_CHALLENGE_
Check every line below for the word "Users" and copy each one that has it.

_DATA EXCERPTS_
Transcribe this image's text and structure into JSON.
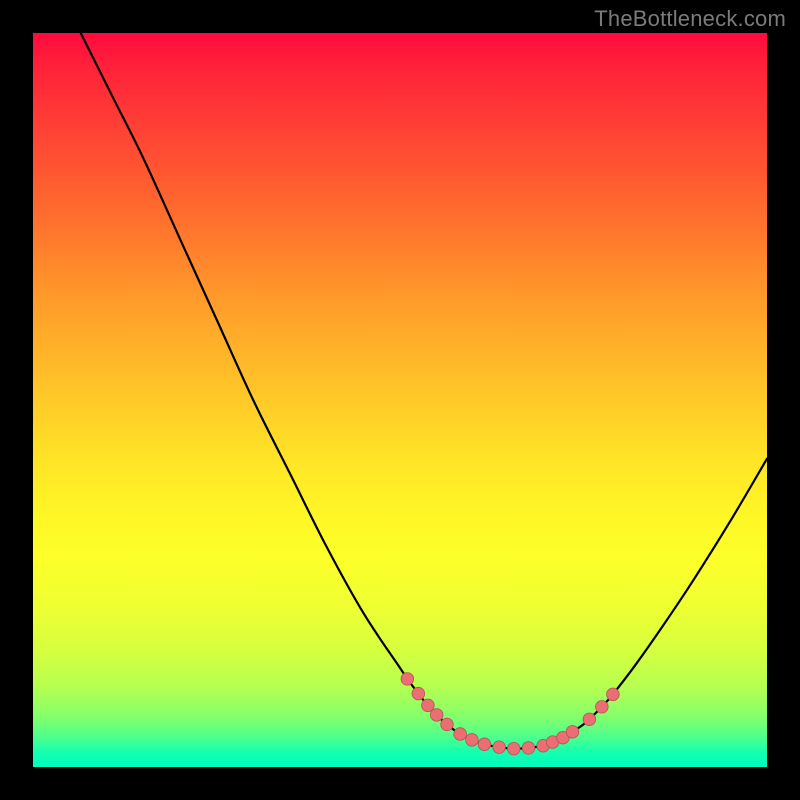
{
  "watermark": "TheBottleneck.com",
  "colors": {
    "curve_stroke": "#000000",
    "marker_fill": "#e96f74",
    "marker_stroke": "#b94f53"
  },
  "chart_data": {
    "type": "line",
    "title": "",
    "xlabel": "",
    "ylabel": "",
    "xlim": [
      0,
      100
    ],
    "ylim": [
      0,
      100
    ],
    "curve": [
      {
        "x": 6.5,
        "y": 100
      },
      {
        "x": 8,
        "y": 97
      },
      {
        "x": 11,
        "y": 91
      },
      {
        "x": 15,
        "y": 83
      },
      {
        "x": 20,
        "y": 72
      },
      {
        "x": 25,
        "y": 61
      },
      {
        "x": 30,
        "y": 50
      },
      {
        "x": 35,
        "y": 40
      },
      {
        "x": 40,
        "y": 30
      },
      {
        "x": 45,
        "y": 21
      },
      {
        "x": 50,
        "y": 13.5
      },
      {
        "x": 51,
        "y": 12
      },
      {
        "x": 52.5,
        "y": 10
      },
      {
        "x": 54,
        "y": 8.1
      },
      {
        "x": 55,
        "y": 7.1
      },
      {
        "x": 56.5,
        "y": 5.7
      },
      {
        "x": 58.2,
        "y": 4.5
      },
      {
        "x": 59.8,
        "y": 3.7
      },
      {
        "x": 61.5,
        "y": 3.1
      },
      {
        "x": 63.5,
        "y": 2.7
      },
      {
        "x": 65.5,
        "y": 2.5
      },
      {
        "x": 67.5,
        "y": 2.6
      },
      {
        "x": 69.5,
        "y": 2.9
      },
      {
        "x": 70.8,
        "y": 3.4
      },
      {
        "x": 72.2,
        "y": 4.0
      },
      {
        "x": 73.5,
        "y": 4.8
      },
      {
        "x": 75,
        "y": 5.8
      },
      {
        "x": 76,
        "y": 6.7
      },
      {
        "x": 77.5,
        "y": 8.2
      },
      {
        "x": 79,
        "y": 9.9
      },
      {
        "x": 82,
        "y": 13.8
      },
      {
        "x": 86,
        "y": 19.5
      },
      {
        "x": 90,
        "y": 25.5
      },
      {
        "x": 95,
        "y": 33.5
      },
      {
        "x": 100,
        "y": 42
      }
    ],
    "markers": [
      {
        "x": 51.0,
        "y": 12.0
      },
      {
        "x": 52.5,
        "y": 10.0
      },
      {
        "x": 53.8,
        "y": 8.4
      },
      {
        "x": 55.0,
        "y": 7.1
      },
      {
        "x": 56.4,
        "y": 5.8
      },
      {
        "x": 58.2,
        "y": 4.5
      },
      {
        "x": 59.8,
        "y": 3.7
      },
      {
        "x": 61.5,
        "y": 3.1
      },
      {
        "x": 63.5,
        "y": 2.7
      },
      {
        "x": 65.5,
        "y": 2.5
      },
      {
        "x": 67.5,
        "y": 2.6
      },
      {
        "x": 69.5,
        "y": 2.9
      },
      {
        "x": 70.8,
        "y": 3.4
      },
      {
        "x": 72.2,
        "y": 4.0
      },
      {
        "x": 73.5,
        "y": 4.8
      },
      {
        "x": 75.8,
        "y": 6.5
      },
      {
        "x": 77.5,
        "y": 8.2
      },
      {
        "x": 79.0,
        "y": 9.9
      }
    ]
  }
}
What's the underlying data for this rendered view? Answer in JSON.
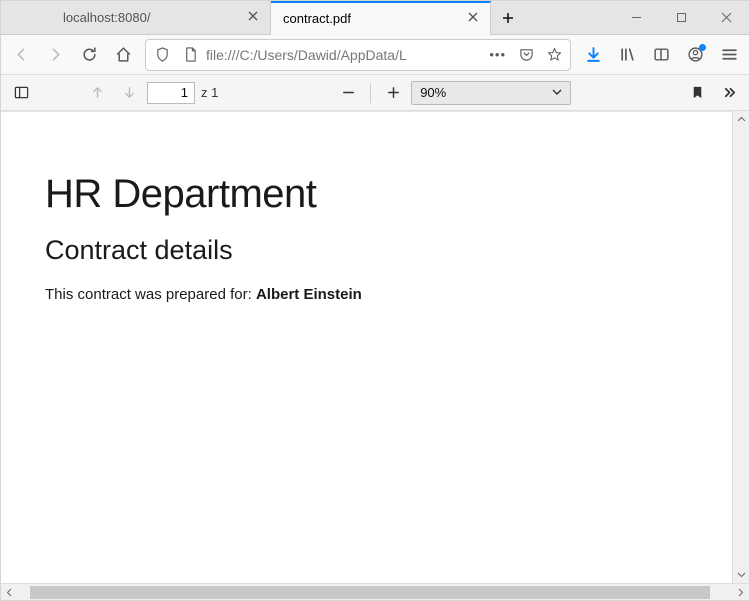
{
  "tabs": [
    {
      "label": "localhost:8080/",
      "active": false
    },
    {
      "label": "contract.pdf",
      "active": true
    }
  ],
  "url": "file:///C:/Users/Dawid/AppData/L",
  "pdf": {
    "page_current": "1",
    "page_sep": "z",
    "page_total": "1",
    "zoom": "90%"
  },
  "document": {
    "h1": "HR Department",
    "h2": "Contract details",
    "intro_prefix": "This contract was prepared for: ",
    "intro_name": "Albert Einstein"
  }
}
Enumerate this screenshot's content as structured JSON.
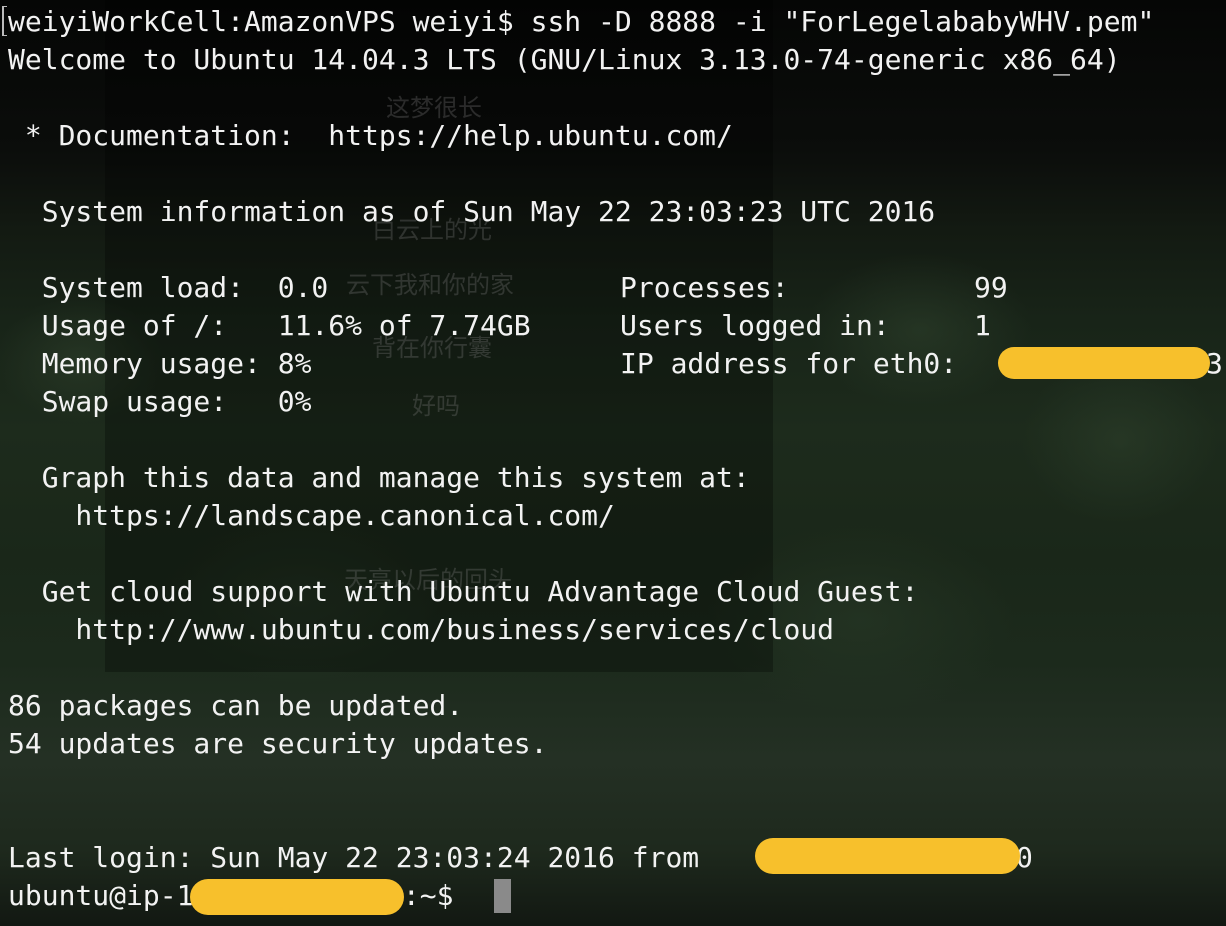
{
  "prompt_local": "weiyiWorkCell:AmazonVPS weiyi$ ssh -D 8888 -i \"ForLegelababyWHV.pem\"",
  "welcome": "Welcome to Ubuntu 14.04.3 LTS (GNU/Linux 3.13.0-74-generic x86_64)",
  "documentation": " * Documentation:  https://help.ubuntu.com/",
  "sysinfo_header": "  System information as of Sun May 22 23:03:23 UTC 2016",
  "stats_left": [
    "  System load:  0.0",
    "  Usage of /:   11.6% of 7.74GB",
    "  Memory usage: 8%",
    "  Swap usage:   0%"
  ],
  "stats_right": [
    "Processes:           99",
    "Users logged in:     1",
    "IP address for eth0: "
  ],
  "ip_suffix": "3",
  "graph_line": "  Graph this data and manage this system at:",
  "graph_url": "    https://landscape.canonical.com/",
  "cloud_line": "  Get cloud support with Ubuntu Advantage Cloud Guest:",
  "cloud_url": "    http://www.ubuntu.com/business/services/cloud",
  "packages_line": "86 packages can be updated.",
  "security_line": "54 updates are security updates.",
  "last_login_prefix": "Last login: Sun May 22 23:03:24 2016 from ",
  "last_login_suffix": "0",
  "remote_prompt_prefix": "ubuntu@ip-1",
  "remote_prompt_suffix": "3:~$ ",
  "background_lyrics": [
    "这梦很长",
    "白云上的光",
    "云下我和你的家",
    "背在你行囊",
    "好吗",
    "天亮以后的回头"
  ],
  "colors": {
    "text": "#f2f2f2",
    "redaction": "#f7c02c",
    "cursor": "#8a8a8a"
  }
}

_ANSWER TO THE TASK_
  "url": "file:///C:/Users/Dawid/AppData/L",
    "Users logged in:     1",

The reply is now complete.